WHAT YOU SHOULD DO.
Copy out the records from the first line through the line containing "wheel-number-14[interactable]: 14: [197, 732, 224, 759]", with both of those lines included.

**** RECORD SET

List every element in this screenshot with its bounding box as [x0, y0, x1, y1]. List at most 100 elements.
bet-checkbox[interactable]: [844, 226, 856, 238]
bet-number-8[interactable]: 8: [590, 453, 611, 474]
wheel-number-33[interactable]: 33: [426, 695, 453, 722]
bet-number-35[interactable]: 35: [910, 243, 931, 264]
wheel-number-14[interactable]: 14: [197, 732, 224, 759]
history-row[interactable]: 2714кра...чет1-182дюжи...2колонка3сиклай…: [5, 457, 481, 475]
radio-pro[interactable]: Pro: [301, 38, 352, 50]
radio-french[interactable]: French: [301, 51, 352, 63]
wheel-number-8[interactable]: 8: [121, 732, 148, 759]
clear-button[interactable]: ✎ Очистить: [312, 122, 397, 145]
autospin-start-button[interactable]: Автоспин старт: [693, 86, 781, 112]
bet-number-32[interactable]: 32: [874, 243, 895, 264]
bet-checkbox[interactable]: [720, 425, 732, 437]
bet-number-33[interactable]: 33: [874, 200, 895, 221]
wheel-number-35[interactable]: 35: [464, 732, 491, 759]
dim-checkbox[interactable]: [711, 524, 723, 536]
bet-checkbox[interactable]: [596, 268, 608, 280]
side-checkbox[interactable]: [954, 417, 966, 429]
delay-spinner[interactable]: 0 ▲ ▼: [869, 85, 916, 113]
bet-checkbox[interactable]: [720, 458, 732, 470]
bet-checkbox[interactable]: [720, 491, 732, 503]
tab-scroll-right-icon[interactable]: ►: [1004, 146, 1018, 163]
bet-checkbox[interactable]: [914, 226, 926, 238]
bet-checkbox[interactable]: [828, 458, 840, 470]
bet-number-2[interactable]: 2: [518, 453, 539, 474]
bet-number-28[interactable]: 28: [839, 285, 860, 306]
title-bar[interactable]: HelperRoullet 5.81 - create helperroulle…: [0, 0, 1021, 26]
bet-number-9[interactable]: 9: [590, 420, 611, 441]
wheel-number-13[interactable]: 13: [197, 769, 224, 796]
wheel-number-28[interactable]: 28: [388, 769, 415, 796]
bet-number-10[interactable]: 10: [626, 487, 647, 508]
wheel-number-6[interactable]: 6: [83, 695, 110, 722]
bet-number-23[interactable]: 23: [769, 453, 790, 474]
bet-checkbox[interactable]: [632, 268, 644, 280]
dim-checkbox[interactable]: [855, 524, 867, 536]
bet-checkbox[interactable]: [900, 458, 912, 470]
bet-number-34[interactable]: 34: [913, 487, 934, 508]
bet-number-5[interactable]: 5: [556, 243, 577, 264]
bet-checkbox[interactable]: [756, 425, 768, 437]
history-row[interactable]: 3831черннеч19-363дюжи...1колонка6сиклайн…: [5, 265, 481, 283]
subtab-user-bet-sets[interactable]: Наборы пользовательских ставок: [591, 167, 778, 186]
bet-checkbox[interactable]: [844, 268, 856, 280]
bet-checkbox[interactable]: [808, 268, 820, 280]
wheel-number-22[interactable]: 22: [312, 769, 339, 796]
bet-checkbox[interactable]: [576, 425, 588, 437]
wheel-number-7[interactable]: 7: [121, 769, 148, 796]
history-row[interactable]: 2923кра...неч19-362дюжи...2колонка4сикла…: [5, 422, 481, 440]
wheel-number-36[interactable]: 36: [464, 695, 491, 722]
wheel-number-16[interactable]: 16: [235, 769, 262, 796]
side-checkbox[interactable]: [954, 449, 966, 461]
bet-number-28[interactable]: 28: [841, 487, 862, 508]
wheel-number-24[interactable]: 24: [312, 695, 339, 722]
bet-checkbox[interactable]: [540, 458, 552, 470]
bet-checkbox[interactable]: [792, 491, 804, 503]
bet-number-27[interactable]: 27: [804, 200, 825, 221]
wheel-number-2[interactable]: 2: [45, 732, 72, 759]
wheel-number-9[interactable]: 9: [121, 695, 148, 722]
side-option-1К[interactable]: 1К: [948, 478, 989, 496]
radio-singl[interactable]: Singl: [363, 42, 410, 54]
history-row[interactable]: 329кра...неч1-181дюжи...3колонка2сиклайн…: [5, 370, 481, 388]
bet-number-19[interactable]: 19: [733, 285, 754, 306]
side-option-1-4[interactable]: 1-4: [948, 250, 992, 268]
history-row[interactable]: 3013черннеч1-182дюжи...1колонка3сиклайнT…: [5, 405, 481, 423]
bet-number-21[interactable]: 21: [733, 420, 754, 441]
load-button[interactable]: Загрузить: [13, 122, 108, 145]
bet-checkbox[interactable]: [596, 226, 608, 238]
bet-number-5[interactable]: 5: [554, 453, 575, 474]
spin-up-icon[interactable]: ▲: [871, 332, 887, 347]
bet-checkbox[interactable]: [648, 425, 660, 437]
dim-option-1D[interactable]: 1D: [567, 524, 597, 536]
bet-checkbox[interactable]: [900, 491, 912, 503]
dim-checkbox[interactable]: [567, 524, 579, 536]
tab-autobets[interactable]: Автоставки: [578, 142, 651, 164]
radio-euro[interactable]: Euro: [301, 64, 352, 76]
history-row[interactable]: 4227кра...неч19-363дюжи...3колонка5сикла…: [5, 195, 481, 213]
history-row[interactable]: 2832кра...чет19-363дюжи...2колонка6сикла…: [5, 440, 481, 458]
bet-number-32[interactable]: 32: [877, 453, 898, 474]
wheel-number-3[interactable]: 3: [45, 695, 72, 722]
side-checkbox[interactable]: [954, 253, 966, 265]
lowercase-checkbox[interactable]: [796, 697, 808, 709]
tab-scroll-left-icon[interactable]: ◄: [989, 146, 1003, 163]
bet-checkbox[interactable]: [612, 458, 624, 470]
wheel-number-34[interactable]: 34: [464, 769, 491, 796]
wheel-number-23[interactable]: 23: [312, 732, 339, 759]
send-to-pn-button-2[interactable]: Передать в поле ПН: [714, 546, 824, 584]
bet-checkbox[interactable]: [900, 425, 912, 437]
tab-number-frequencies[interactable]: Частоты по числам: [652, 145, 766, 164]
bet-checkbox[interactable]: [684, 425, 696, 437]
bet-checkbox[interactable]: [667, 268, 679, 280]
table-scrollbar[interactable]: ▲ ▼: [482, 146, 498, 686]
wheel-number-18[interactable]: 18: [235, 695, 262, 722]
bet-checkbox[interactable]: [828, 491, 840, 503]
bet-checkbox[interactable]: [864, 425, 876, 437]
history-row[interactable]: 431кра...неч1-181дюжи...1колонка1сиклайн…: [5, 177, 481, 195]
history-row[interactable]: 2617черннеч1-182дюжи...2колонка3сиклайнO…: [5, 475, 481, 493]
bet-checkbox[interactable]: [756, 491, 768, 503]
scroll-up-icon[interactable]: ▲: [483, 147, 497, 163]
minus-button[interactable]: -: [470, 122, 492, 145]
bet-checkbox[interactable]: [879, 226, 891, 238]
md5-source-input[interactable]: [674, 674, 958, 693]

********

OUTPUT OF THE EXERCISE.
List every element in this screenshot with its bounding box as [x0, y0, x1, y1]. List at most 100 elements.
bet-checkbox[interactable]: [844, 226, 856, 238]
bet-number-8[interactable]: 8: [590, 453, 611, 474]
wheel-number-33[interactable]: 33: [426, 695, 453, 722]
bet-number-35[interactable]: 35: [910, 243, 931, 264]
wheel-number-14[interactable]: 14: [197, 732, 224, 759]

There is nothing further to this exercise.